Copy out each line of the listing that has the word "流出鳃的水中氧气含量增多" in it.
-------- Records to process
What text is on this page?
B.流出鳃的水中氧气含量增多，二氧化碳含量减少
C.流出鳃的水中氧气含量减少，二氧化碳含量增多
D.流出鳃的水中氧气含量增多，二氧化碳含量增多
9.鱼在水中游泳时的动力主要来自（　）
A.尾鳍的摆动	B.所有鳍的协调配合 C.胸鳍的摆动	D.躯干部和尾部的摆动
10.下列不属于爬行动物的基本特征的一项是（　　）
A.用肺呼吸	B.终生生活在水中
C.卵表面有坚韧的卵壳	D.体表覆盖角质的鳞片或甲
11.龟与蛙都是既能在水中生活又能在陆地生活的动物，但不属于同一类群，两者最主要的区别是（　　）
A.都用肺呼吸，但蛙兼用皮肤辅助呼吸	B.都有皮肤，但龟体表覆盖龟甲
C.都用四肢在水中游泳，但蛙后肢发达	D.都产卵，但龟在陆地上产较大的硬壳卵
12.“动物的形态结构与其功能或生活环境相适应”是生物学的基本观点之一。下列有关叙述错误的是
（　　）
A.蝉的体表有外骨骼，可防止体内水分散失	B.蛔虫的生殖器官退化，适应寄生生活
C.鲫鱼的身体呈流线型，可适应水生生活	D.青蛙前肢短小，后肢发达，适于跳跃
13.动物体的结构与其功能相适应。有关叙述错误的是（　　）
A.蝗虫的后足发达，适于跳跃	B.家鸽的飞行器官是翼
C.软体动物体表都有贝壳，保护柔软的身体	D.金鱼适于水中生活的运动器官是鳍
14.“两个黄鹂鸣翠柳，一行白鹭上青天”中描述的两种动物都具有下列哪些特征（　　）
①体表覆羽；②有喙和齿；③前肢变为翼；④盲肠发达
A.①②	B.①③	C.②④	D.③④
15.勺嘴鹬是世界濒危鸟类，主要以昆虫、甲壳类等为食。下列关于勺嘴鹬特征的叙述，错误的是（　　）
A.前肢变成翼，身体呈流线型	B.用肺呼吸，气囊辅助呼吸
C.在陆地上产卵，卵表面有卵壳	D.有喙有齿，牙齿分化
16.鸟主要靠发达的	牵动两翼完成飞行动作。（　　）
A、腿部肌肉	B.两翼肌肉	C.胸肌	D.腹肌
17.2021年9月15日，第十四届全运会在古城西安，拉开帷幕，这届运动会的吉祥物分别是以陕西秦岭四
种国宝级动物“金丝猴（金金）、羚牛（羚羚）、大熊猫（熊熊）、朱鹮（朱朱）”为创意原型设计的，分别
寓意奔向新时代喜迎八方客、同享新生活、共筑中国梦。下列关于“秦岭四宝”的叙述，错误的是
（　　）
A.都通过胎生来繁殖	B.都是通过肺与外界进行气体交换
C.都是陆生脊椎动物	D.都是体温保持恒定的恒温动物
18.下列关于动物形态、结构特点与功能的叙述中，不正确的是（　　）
----------------
- Exercise response:
B.流出鳃的水中氧气含量增多，二氧化碳含量减少
D.流出鳃的水中氧气含量增多，二氧化碳含量增多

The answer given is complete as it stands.